Mucha na skraju wizerunkowej katastrofy

dodano: 
19.03.2012
komentarzy: 
0

„Ona ma nadzieję, że blask tych dwóch imprez sprawi, iż nikt nie będzie pamiętać o tym, co działo się na początku tego roku. Jej rywale są już teraz pewni, że nic jej nie uratuje. Wtedy będą mogli głośno powiedzieć »a nie mówiliśmy«” – tak o najważniejszym egzaminie, jaki jeszcze przed minister Joanną Muchą (Euro i igrzyska w Londynie) pisze Piotr Gursztyn w Uważam Rze.

PODANE INFORMACJE:
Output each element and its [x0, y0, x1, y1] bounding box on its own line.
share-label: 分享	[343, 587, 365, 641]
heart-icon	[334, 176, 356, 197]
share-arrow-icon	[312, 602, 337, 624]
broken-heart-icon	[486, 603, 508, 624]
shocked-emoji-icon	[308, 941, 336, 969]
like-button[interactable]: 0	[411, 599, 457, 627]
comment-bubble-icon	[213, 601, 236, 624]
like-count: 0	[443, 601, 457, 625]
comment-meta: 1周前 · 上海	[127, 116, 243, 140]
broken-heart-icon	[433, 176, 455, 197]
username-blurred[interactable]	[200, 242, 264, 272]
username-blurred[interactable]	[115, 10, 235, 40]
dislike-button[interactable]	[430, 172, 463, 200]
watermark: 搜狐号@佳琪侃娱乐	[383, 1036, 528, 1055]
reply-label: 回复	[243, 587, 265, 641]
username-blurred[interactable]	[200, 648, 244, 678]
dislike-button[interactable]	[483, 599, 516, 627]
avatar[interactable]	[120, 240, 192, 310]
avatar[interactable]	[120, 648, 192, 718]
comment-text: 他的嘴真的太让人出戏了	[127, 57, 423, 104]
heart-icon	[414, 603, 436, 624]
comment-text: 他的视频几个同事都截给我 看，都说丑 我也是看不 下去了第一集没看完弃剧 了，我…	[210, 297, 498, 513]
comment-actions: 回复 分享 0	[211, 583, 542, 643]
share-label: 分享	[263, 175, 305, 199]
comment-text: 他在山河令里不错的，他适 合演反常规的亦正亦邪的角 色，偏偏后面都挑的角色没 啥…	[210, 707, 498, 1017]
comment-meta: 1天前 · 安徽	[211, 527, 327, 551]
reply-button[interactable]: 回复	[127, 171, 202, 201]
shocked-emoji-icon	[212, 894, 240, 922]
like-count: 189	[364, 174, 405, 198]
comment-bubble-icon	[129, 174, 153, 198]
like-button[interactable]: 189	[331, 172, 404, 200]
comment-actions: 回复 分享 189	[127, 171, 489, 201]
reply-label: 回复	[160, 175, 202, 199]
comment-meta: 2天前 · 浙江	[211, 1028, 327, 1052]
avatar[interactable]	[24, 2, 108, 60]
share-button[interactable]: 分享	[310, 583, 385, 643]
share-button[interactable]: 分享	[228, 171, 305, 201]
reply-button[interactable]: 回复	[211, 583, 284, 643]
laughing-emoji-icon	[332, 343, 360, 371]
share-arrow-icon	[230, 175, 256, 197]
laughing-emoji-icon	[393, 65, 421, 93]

SZCZEGÓŁY ZADANIA: Zwróć dosłownie fragment dokumentu od słów „Mucha na skraju” aż do słów „w Uważam Rze.” włącznie. Materiał nie jest tu do niczego potrzebny.

WYNIK ZADANIA:
Mucha na skraju wizerunkowej katastrofy

dodano: 
19.03.2012
komentarzy: 
0

„Ona ma nadzieję, że blask tych dwóch imprez sprawi, iż nikt nie będzie pamiętać o tym, co działo się na początku tego roku. Jej rywale są już teraz pewni, że nic jej nie uratuje. Wtedy będą mogli głośno powiedzieć »a nie mówiliśmy«” – tak o najważniejszym egzaminie, jaki jeszcze przed minister Joanną Muchą (Euro i igrzyska w Londynie) pisze Piotr Gursztyn w Uważam Rze.